▸ **GIVEN DATA**
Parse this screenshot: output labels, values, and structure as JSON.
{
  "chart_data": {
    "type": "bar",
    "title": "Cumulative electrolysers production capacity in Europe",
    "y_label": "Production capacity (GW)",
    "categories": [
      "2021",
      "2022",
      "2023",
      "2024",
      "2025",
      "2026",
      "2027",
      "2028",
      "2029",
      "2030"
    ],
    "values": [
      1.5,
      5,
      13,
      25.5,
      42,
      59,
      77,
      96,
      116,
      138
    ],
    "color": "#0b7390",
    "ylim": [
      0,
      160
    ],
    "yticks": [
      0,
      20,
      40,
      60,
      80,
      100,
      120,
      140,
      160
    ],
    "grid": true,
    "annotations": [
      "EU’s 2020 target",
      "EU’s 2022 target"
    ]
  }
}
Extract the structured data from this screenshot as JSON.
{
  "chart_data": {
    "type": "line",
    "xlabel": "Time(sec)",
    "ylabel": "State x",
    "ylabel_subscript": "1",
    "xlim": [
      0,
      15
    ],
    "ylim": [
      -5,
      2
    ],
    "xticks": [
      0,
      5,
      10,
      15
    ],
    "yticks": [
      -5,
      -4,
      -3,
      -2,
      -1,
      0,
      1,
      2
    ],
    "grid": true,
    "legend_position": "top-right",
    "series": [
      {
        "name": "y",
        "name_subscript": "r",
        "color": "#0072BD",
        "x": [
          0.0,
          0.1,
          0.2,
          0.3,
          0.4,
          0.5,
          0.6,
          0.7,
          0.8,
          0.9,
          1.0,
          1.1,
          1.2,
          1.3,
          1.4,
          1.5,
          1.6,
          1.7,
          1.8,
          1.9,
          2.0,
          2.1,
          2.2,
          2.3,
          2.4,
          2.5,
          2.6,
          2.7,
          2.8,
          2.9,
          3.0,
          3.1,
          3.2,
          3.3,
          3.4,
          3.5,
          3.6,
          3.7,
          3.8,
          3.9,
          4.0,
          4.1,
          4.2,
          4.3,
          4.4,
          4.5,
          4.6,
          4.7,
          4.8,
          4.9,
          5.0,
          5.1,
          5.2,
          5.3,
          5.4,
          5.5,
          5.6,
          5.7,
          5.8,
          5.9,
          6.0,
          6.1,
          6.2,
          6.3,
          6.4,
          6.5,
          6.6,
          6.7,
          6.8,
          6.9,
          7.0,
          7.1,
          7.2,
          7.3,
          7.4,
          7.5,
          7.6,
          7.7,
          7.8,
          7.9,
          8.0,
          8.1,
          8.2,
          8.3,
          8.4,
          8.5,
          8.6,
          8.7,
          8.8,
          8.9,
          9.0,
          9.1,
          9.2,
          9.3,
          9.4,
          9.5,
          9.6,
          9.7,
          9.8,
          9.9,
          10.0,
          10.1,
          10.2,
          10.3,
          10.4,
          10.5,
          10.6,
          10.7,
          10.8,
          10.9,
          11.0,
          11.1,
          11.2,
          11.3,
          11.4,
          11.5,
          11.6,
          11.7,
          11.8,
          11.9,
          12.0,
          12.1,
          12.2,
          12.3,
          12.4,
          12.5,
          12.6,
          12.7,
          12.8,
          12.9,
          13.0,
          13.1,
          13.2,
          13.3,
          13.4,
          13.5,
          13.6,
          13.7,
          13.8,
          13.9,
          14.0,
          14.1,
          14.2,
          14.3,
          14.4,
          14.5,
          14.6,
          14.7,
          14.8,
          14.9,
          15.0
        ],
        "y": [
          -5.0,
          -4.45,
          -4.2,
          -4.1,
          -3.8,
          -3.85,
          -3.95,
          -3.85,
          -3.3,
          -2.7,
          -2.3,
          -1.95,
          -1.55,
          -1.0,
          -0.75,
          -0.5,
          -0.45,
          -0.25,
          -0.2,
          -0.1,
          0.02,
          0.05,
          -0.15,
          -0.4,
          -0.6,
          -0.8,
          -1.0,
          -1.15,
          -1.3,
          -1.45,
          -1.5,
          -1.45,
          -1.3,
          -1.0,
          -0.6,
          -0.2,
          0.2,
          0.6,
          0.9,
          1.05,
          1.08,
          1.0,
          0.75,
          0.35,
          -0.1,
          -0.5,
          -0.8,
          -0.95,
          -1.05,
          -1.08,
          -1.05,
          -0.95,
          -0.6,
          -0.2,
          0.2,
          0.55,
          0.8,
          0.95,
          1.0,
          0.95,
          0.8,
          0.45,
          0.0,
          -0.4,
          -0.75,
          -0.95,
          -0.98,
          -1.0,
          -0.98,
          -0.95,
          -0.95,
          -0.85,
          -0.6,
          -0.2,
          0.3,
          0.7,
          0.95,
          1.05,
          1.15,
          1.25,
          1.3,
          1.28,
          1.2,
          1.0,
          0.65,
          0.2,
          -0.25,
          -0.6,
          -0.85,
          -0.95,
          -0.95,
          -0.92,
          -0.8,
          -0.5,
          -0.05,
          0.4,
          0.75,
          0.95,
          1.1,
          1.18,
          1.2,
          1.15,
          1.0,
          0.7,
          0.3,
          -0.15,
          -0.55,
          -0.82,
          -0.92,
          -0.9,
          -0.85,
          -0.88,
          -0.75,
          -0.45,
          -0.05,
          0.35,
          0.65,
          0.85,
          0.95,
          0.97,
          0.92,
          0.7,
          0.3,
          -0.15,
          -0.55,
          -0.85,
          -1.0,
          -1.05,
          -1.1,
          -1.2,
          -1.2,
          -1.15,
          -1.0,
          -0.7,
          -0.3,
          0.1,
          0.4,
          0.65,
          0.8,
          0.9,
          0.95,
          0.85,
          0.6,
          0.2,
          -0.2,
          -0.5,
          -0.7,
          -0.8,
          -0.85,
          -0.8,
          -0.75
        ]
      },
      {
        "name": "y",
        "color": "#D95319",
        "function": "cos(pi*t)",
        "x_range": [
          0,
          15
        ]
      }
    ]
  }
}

▸ **TASK TO COMPLETE**
Filter the records for lines holding the string "JSON". Copy each one.

▸ **THE RESULT**
Parse this screenshot: output labels, values, and structure as JSON.
Extract the structured data from this screenshot as JSON.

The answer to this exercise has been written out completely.